Commercial property owners have applied for an urgent high court interdict, suspending the implementation of a National Energy Act regulation that requires non-residential building owners to have energy performance certificates (EPCs) for their buildings by 7 December 2022.
Those who don’t manage to secure a certificate in time face a significant fine or imprisonment.
SA Property Owners Association (Sapoa) CEO Neil Gopal said the application was lodged and delivered to the Department of Mineral Resources and Energy (DMRE) and the South African National Energy Development Institute (Sanedi), which administers the national building energy performance register, earlier this month.
Gopal said the matter is enrolled for hearing next Tuesday (29 November), adding that the DMRE and Sanedi had until 9 November to give notice of their intention to oppose the application, and no notice was received.
In terms of the National Energy Act, owners can face a fine of up to R5 million or up to five years’ imprisonment, or both, for failing to obtain EPCs for their buildings.

• **What you need to do**
1. Using the article on energy performance certificates, answer each question on its own line:
(a) By what date must non-residential building owners have energy performance certificates?
(b) Which body administers the national building energy performance register?
(c) What is the largest fine an owner can face under the National Energy Act for failing to obtain the certificates?
2. Extend the article on the court challenge over energy performance certificates, beginning after its final sentence.

• **Data supplied**
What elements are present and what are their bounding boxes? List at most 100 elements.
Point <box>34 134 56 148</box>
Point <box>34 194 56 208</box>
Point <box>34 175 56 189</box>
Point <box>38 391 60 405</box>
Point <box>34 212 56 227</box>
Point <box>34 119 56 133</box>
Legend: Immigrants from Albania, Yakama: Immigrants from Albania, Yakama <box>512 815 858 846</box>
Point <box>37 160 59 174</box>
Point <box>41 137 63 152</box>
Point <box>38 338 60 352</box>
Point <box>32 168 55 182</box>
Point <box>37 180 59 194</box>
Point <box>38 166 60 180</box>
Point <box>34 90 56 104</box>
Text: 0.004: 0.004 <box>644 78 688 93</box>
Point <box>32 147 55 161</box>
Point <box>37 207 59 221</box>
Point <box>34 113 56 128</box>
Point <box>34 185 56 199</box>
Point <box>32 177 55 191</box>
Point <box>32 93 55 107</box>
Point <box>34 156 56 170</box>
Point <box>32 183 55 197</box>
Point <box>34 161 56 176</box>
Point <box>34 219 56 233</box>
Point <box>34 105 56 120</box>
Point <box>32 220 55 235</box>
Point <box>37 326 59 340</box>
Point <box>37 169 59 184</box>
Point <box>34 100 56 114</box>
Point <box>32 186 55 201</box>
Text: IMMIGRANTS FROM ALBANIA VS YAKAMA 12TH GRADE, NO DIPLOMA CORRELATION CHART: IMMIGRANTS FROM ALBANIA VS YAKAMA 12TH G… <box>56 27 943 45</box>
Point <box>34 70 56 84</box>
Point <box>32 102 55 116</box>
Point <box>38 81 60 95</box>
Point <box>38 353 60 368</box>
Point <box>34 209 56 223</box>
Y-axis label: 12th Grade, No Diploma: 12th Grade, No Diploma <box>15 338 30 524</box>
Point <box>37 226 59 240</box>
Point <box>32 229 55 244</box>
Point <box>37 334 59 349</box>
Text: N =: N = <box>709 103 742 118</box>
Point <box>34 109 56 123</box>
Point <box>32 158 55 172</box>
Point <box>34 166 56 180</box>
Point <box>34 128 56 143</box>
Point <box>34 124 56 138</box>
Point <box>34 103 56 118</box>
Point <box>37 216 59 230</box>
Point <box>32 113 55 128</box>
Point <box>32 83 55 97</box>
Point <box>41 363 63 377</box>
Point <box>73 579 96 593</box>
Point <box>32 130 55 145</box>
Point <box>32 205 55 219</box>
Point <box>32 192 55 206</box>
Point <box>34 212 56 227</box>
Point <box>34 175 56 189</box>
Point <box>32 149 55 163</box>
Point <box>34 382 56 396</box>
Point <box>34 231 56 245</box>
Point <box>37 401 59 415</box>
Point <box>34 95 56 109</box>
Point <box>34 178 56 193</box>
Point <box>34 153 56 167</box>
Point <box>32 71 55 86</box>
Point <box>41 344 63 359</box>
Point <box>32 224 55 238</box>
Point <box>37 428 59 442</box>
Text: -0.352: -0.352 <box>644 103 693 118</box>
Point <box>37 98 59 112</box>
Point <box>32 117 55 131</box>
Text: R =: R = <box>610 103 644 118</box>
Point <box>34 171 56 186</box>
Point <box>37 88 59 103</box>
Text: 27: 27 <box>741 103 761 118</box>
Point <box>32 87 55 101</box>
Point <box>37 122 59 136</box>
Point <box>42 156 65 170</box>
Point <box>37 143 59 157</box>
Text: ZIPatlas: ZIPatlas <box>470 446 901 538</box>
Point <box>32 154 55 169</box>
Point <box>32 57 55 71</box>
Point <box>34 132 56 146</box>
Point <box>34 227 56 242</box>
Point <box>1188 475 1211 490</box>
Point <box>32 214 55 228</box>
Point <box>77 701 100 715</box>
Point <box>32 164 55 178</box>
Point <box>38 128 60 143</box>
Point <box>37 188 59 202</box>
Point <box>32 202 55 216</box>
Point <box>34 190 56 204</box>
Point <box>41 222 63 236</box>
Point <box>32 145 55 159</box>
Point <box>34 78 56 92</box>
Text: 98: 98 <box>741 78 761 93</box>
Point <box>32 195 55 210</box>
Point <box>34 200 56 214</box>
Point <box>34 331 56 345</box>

---

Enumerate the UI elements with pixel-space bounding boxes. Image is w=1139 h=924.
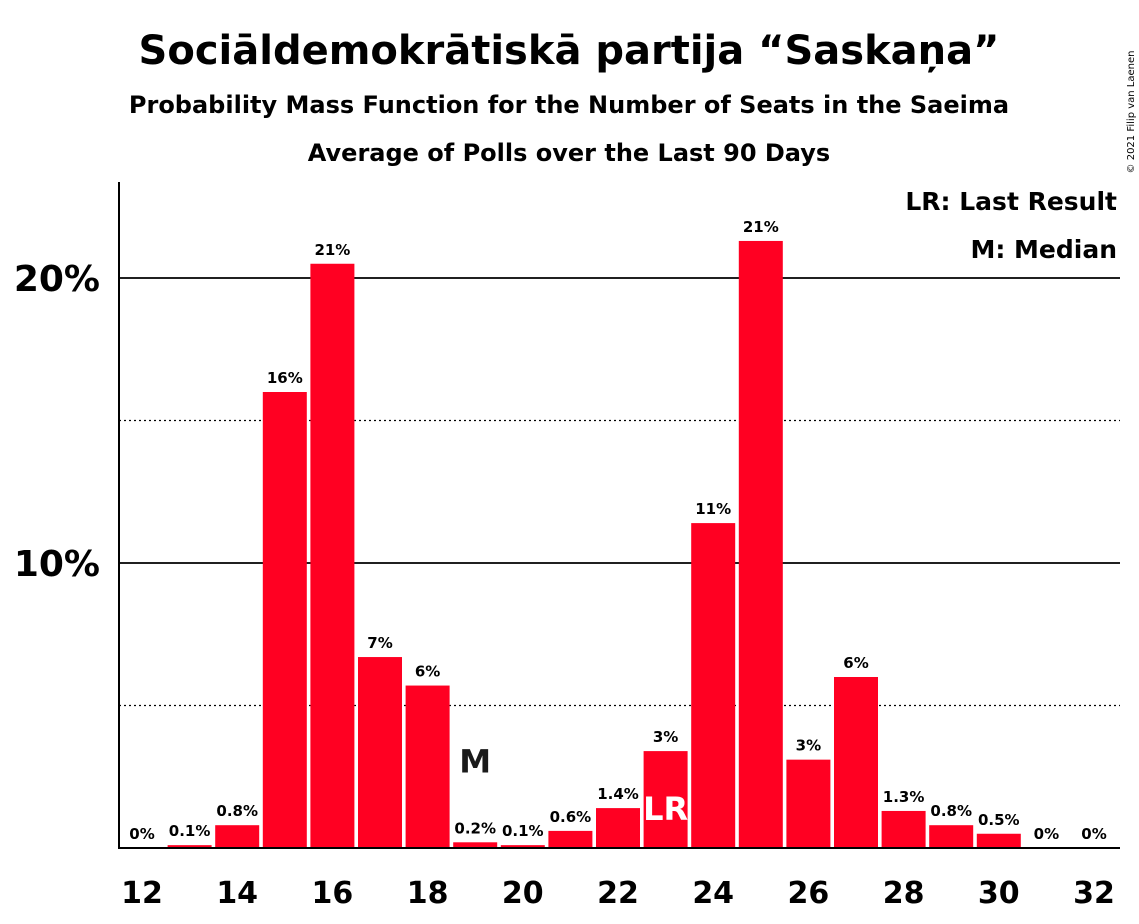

• **Responses for each task**
1.
(a) 7 December 2022
(b) The South African National Energy Development Institute (Sanedi)
(c) Up to R5 million

2.
Gopal said despite commencement of litigation about the deadline, Sapoa is still attempting to resolve the matter amicably, and is continuing with its efforts to reach a suitable arrangement in the best interests of both sides.
He said Sapoa has been engaging the DMRE since before the publication of the regulations and increased its efforts once the regulations were published.
Gopal said a number of meetings have been held to highlight the practical issues experienced by members that make compliance with the regulations difficult, or may even prohibit members from obtaining EPCs.
These include that:
- To date only nine inspection bodies have been accredited, with the most recent having been accredited as late as 12 September 2022;
- The portal for the uploading of EPCs on Sanedi’s website is currently non-operational, which means it is impossible for landlords to submit their EPCs as required.
- Only a limited number of EPCs have been issued to date – just 331 as at 20 October – and considering a conservative estimate of the number of buildings still requiring EPCs,
the nine accreditation bodies will each have to issue at least 472 certificates a day, seven days a week, before the 7 December deadline, which is clearly impossible.
Sapoa has also highlighted that a number of technical problems, including the manner in which premises are used and how energy is consumed within them, are often outside the control of the landlord and will have a major impact on the calculation of energy performance.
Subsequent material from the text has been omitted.